REQUEST
In the entries below, find every line with "type" and copy it.

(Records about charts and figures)
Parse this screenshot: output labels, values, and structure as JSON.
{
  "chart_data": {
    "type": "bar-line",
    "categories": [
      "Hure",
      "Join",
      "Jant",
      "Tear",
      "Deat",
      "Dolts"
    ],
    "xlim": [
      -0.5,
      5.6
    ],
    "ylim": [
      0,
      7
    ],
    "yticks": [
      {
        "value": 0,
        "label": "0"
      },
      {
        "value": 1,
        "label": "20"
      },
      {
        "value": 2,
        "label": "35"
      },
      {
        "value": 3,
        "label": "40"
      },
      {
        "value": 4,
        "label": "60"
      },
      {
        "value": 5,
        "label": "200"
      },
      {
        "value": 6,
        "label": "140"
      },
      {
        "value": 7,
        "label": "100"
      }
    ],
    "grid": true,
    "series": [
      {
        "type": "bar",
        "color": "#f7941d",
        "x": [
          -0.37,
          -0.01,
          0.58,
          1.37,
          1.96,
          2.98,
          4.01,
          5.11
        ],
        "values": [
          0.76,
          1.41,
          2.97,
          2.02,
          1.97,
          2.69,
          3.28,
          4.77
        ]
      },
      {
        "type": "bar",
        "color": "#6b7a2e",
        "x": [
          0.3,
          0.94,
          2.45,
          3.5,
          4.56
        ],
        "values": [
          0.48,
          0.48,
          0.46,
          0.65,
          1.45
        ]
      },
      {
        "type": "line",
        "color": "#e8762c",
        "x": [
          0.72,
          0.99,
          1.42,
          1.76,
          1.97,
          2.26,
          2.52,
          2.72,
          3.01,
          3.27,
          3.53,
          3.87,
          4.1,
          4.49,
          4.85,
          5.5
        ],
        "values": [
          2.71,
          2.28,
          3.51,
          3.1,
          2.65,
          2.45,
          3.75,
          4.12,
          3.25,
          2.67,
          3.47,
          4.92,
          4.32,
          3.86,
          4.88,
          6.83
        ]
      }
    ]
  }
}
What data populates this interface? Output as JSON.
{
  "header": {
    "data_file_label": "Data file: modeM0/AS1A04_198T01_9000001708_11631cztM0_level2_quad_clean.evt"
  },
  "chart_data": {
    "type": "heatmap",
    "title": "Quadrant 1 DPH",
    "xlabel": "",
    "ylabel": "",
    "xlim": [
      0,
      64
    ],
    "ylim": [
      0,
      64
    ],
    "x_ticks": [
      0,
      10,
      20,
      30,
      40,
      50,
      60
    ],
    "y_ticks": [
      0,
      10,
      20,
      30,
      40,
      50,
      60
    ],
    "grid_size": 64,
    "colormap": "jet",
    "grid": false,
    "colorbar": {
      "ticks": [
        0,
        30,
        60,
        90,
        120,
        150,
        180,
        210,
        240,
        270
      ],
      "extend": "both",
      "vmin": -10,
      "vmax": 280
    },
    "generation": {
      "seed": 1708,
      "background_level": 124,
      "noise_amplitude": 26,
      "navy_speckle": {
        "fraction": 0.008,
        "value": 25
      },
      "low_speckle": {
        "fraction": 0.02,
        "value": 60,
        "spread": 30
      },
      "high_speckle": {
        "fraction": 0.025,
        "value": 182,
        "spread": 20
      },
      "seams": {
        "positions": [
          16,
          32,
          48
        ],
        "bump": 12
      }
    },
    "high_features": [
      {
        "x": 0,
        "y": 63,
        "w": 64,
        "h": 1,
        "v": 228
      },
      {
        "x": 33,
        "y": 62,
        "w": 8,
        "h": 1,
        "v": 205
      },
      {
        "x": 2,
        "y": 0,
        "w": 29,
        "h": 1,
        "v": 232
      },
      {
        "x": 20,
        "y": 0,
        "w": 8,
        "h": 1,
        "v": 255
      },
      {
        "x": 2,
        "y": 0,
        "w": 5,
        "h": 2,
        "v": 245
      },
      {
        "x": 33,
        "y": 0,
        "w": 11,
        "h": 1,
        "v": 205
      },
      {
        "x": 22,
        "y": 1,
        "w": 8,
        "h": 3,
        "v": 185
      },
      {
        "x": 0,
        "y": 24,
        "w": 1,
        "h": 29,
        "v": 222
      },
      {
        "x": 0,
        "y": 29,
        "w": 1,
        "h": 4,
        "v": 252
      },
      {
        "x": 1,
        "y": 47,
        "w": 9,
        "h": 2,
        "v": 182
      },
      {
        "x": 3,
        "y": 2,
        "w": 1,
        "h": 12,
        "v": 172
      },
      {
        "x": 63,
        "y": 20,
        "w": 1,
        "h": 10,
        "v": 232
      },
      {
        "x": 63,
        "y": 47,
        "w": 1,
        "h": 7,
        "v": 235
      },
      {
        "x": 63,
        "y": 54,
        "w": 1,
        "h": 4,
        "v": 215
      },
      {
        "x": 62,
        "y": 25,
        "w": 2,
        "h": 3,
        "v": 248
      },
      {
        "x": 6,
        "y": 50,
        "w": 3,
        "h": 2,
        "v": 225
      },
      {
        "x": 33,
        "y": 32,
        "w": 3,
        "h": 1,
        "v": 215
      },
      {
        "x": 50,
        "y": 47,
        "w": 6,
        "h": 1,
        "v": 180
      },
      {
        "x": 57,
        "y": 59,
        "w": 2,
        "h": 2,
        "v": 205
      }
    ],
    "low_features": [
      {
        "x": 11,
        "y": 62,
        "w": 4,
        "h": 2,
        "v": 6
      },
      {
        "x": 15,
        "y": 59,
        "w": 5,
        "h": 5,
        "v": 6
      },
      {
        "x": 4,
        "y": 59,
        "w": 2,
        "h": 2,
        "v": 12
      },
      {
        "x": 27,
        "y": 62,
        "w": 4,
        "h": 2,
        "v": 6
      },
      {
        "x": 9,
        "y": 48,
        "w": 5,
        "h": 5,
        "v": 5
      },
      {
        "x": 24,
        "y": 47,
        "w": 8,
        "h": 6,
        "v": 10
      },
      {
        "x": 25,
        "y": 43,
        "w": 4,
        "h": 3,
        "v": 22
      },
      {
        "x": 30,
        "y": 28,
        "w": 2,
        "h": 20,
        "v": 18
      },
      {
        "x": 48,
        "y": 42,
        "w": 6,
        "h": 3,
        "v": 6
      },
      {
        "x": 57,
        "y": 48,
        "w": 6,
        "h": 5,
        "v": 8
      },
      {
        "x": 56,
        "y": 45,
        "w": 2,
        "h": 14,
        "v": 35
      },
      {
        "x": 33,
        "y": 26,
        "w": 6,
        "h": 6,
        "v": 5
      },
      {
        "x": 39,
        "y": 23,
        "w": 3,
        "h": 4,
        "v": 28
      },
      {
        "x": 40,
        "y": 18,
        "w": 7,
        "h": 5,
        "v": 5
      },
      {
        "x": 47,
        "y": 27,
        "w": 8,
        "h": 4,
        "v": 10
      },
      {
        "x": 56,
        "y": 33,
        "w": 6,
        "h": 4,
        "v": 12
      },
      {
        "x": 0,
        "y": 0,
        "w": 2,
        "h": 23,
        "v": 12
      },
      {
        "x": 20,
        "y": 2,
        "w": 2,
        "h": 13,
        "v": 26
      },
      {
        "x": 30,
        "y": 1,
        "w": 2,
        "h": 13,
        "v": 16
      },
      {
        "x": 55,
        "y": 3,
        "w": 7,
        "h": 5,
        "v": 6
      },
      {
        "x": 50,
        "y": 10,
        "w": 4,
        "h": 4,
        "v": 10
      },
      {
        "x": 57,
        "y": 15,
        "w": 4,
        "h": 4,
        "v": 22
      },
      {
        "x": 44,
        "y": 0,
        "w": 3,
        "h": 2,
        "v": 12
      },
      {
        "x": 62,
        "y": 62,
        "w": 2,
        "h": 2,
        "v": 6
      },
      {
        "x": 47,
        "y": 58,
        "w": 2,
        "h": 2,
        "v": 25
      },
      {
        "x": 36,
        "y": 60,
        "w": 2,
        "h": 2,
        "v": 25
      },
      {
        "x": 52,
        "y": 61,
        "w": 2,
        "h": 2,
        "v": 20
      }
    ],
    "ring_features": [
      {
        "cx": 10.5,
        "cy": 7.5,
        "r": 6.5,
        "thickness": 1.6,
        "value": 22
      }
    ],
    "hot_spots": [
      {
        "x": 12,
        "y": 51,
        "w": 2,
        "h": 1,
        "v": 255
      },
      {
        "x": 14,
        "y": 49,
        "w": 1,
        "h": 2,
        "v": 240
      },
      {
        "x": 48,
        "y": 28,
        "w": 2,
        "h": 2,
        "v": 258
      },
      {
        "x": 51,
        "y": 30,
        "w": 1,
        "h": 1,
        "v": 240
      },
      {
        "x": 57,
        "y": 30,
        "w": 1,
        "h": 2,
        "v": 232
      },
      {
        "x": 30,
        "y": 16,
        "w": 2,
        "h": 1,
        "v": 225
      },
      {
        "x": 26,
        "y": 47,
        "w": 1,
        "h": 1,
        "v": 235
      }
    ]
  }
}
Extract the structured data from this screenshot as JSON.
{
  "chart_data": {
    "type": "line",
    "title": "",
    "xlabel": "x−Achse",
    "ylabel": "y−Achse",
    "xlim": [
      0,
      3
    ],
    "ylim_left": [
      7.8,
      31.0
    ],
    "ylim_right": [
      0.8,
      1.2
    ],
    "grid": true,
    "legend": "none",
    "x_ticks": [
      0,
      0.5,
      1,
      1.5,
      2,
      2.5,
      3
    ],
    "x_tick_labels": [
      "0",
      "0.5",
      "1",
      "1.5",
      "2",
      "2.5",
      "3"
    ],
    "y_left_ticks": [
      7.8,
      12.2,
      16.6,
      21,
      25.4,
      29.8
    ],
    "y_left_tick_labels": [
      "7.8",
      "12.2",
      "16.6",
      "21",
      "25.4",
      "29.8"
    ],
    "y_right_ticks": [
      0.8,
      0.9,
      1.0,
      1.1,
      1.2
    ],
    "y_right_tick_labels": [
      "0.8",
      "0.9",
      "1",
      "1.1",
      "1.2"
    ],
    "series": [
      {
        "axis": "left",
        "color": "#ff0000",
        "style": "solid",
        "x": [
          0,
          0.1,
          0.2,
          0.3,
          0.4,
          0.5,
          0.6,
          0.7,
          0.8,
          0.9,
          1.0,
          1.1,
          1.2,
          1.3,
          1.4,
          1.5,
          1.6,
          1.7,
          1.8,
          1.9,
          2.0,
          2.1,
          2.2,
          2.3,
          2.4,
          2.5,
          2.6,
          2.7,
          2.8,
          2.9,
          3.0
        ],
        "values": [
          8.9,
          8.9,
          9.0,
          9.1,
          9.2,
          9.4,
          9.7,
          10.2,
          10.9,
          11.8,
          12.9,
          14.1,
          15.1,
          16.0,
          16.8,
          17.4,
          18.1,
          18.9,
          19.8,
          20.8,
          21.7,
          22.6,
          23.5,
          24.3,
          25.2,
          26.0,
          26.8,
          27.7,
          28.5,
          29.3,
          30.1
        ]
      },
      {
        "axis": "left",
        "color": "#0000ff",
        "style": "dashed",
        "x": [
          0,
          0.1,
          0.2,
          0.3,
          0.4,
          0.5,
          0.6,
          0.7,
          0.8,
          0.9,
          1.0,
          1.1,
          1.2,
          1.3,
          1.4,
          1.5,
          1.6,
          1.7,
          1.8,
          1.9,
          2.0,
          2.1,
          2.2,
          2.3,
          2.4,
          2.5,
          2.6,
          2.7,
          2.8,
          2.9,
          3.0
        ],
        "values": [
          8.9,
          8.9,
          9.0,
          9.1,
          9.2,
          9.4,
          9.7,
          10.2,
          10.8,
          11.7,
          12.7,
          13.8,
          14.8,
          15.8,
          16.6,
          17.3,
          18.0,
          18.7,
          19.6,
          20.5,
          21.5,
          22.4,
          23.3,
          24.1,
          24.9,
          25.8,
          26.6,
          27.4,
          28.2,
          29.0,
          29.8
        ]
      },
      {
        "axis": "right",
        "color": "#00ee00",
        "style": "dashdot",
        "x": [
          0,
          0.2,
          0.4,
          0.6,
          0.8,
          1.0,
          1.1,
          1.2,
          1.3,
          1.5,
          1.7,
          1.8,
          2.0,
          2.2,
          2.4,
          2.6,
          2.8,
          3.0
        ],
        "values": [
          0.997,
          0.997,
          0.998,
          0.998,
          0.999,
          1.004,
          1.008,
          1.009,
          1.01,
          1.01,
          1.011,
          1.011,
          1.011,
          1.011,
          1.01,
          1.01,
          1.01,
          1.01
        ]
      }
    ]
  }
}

RIGHT ANSWER
    "type": "bar-line",
        "type": "bar",
        "type": "bar",
        "type": "line",
    "type": "heatmap",
    "type": "line",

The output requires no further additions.